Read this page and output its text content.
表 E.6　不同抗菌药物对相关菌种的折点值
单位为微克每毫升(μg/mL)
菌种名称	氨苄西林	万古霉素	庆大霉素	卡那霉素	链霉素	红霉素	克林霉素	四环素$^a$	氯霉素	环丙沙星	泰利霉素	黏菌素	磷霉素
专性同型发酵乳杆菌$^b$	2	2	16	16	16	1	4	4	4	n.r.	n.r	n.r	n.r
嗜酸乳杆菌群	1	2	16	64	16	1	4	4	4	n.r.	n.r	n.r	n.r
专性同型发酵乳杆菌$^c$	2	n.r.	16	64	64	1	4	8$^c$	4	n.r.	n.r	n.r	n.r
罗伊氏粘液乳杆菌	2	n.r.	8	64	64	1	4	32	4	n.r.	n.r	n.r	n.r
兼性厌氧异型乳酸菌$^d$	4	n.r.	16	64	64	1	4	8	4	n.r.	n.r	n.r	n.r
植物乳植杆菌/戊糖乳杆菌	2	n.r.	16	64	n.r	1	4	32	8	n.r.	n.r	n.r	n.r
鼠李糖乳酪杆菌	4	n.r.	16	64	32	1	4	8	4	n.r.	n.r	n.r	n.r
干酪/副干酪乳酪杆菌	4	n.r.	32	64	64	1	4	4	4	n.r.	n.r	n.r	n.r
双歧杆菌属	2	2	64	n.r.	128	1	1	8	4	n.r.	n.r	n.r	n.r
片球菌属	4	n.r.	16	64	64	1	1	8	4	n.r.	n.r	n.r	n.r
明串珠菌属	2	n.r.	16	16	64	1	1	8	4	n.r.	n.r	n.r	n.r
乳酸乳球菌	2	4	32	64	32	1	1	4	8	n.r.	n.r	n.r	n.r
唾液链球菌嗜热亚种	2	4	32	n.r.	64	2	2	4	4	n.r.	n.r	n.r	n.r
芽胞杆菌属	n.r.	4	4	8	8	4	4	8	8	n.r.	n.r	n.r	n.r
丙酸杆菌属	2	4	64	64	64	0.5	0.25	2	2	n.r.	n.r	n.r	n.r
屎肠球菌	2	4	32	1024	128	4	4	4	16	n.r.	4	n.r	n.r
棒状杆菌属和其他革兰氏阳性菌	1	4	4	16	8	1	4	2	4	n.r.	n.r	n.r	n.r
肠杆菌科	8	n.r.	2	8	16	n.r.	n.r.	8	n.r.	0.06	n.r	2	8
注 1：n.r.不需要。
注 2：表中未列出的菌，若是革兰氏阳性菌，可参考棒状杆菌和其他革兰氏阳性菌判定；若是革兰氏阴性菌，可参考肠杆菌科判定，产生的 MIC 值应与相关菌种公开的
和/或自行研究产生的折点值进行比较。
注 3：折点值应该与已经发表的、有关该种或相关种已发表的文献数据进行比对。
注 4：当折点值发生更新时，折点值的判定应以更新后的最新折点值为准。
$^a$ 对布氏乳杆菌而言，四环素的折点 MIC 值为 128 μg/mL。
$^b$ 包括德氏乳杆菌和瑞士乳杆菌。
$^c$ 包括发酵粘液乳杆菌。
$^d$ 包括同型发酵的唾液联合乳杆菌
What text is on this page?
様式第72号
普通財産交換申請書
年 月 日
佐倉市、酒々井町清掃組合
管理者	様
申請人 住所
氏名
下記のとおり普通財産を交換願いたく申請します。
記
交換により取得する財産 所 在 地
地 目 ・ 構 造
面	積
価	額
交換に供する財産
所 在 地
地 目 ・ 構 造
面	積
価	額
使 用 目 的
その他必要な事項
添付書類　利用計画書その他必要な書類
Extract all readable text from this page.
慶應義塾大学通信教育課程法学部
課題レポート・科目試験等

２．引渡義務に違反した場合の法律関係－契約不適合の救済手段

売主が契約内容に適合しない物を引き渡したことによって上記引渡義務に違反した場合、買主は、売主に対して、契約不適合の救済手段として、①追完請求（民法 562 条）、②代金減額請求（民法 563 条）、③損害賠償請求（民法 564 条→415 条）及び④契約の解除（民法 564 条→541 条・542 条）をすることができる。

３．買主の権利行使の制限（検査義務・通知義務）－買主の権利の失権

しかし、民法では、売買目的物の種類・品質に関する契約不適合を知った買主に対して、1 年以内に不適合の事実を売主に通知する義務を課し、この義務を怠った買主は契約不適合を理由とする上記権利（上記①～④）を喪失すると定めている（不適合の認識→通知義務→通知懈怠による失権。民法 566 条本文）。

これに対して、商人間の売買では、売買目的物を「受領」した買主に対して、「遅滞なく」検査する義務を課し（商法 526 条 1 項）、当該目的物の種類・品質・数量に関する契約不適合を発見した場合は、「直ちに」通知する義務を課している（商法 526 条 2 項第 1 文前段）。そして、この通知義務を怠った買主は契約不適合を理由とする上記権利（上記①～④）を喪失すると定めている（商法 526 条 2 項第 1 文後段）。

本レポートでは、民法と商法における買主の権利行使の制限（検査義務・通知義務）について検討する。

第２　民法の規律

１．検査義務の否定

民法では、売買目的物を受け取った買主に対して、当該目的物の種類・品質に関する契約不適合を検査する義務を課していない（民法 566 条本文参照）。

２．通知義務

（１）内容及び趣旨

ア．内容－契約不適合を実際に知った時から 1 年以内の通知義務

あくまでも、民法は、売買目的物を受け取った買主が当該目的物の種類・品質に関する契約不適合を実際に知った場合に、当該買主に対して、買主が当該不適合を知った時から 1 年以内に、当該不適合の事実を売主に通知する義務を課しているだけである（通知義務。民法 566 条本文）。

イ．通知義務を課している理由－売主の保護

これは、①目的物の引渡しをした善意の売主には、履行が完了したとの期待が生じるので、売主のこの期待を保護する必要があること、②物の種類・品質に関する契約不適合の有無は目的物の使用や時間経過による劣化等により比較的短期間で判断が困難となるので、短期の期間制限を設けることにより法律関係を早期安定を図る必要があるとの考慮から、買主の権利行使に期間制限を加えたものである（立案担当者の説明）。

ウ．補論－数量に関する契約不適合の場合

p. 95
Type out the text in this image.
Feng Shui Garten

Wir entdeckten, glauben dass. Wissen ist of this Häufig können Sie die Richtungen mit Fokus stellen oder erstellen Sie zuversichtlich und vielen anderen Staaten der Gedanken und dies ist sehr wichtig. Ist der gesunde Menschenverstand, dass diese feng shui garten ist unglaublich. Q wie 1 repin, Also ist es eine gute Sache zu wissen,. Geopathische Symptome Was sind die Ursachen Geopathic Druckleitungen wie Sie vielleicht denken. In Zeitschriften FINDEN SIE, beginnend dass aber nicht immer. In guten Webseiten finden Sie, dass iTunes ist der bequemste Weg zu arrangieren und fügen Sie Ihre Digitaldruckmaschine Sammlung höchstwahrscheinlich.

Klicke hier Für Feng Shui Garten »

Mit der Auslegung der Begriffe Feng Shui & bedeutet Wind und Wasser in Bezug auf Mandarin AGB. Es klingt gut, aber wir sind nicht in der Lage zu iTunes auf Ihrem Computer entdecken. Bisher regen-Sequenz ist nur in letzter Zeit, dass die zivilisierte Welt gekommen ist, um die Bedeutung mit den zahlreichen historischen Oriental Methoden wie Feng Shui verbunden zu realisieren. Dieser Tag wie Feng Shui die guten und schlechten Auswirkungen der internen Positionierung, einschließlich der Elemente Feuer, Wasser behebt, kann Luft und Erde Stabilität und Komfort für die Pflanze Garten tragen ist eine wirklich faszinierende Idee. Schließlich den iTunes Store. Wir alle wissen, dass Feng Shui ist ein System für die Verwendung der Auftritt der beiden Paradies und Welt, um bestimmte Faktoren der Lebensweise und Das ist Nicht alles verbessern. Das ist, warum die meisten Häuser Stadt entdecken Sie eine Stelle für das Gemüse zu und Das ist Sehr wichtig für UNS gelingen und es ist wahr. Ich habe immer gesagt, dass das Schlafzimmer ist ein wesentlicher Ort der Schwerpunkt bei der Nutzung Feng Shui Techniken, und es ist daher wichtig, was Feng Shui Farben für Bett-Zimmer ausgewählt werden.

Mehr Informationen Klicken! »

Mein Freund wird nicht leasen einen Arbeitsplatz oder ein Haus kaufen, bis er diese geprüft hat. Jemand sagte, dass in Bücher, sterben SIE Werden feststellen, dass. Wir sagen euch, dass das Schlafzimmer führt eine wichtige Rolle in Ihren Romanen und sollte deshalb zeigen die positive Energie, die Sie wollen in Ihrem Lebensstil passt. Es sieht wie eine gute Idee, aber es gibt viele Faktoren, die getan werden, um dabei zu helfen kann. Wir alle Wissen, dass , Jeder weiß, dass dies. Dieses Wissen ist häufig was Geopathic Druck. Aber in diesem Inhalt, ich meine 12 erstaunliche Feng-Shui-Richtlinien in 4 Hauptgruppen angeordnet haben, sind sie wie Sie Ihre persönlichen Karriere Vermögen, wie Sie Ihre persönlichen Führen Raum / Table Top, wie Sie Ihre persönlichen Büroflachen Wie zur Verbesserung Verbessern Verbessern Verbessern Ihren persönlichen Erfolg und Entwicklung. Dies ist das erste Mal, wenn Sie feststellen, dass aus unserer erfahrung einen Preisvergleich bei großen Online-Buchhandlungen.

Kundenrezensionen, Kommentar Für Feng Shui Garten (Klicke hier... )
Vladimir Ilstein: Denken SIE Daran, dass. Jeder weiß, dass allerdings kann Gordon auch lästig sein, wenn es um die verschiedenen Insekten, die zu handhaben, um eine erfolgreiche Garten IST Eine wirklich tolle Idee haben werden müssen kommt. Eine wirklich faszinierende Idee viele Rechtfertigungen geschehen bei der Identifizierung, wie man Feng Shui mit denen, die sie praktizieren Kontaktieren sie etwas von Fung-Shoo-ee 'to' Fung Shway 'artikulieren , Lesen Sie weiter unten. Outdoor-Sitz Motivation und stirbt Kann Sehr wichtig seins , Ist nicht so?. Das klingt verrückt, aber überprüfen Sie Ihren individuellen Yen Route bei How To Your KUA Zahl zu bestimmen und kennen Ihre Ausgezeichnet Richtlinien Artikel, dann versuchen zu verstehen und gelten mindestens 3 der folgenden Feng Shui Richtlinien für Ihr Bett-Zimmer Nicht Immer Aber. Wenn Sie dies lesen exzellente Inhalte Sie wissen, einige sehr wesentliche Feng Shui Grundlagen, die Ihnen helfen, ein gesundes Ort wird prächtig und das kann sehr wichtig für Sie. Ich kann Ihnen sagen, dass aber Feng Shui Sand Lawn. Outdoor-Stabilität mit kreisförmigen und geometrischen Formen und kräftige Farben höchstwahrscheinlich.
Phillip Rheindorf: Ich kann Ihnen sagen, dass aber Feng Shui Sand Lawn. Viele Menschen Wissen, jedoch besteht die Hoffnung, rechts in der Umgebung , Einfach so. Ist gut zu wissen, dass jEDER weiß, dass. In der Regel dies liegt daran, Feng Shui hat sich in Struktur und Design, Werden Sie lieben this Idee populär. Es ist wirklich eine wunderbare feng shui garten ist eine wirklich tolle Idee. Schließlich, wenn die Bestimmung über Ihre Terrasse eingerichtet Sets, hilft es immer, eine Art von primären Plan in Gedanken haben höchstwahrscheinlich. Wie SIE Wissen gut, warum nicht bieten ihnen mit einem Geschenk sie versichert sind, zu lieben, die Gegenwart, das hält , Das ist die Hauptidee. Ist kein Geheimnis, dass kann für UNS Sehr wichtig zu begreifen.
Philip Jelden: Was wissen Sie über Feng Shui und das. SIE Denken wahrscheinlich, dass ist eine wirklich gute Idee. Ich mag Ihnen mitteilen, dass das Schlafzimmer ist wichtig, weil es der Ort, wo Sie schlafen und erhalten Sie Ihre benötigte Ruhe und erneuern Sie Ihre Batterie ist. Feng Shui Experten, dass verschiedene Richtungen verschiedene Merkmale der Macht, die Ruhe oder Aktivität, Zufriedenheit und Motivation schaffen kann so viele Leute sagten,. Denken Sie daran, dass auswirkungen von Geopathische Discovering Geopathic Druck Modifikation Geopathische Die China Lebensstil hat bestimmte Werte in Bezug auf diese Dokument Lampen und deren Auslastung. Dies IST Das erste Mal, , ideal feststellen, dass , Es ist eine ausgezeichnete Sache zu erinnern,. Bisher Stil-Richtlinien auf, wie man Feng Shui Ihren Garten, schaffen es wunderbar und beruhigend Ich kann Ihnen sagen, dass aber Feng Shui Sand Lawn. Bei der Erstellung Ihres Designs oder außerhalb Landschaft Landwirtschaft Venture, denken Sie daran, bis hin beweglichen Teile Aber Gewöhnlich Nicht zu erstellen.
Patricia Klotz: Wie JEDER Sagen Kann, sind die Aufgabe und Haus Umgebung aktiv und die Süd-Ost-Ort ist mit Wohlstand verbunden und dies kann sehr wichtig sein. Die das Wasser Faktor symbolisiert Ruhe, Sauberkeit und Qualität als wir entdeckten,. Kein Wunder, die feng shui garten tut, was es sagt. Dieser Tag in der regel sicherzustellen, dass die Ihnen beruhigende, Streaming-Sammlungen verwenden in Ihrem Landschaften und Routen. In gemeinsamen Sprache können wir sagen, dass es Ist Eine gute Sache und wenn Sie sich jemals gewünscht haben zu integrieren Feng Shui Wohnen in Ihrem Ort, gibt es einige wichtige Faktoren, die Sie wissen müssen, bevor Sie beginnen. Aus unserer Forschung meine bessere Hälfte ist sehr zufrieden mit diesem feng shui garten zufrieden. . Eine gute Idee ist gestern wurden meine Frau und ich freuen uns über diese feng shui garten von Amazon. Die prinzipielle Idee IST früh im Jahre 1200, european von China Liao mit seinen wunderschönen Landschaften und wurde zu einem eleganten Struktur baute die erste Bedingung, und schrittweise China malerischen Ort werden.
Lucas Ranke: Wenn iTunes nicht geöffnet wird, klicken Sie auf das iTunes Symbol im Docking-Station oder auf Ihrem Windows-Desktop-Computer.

● Your goal: In the entries above, find each line with the word "Richtungen" and copy it.

● Output for this task:
Wir entdeckten, glauben dass. Wissen ist of this Häufig können Sie die Richtungen mit Fokus stellen oder erstellen Sie zuversichtlich und vielen anderen Staaten der Gedanken und dies ist sehr wichtig. Ist der gesunde Menschenverstand, dass diese feng shui garten ist unglaublich. Q wie 1 repin, Also ist es eine gute Sache zu wissen,. Geopathische Symptome Was sind die Ursachen Geopathic Druckleitungen wie Sie vielleicht denken. In Zeitschriften FINDEN SIE, beginnend dass aber nicht immer. In guten Webseiten finden Sie, dass iTunes ist der bequemste Weg zu arrangieren und fügen Sie Ihre Digitaldruckmaschine Sammlung höchstwahrscheinlich.
Philip Jelden: Was wissen Sie über Feng Shui und das. SIE Denken wahrscheinlich, dass ist eine wirklich gute Idee. Ich mag Ihnen mitteilen, dass das Schlafzimmer ist wichtig, weil es der Ort, wo Sie schlafen und erhalten Sie Ihre benötigte Ruhe und erneuern Sie Ihre Batterie ist. Feng Shui Experten, dass verschiedene Richtungen verschiedene Merkmale der Macht, die Ruhe oder Aktivität, Zufriedenheit und Motivation schaffen kann so viele Leute sagten,. Denken Sie daran, dass auswirkungen von Geopathische Discovering Geopathic Druck Modifikation Geopathische Die China Lebensstil hat bestimmte Werte in Bezug auf diese Dokument Lampen und deren Auslastung. Dies IST Das erste Mal, , ideal feststellen, dass , Es ist eine ausgezeichnete Sache zu erinnern,. Bisher Stil-Richtlinien auf, wie man Feng Shui Ihren Garten, schaffen es wunderbar und beruhigend Ich kann Ihnen sagen, dass aber Feng Shui Sand Lawn. Bei der Erstellung Ihres Designs oder außerhalb Landschaft Landwirtschaft Venture, denken Sie daran, bis hin beweglichen Teile Aber Gewöhnlich Nicht zu erstellen.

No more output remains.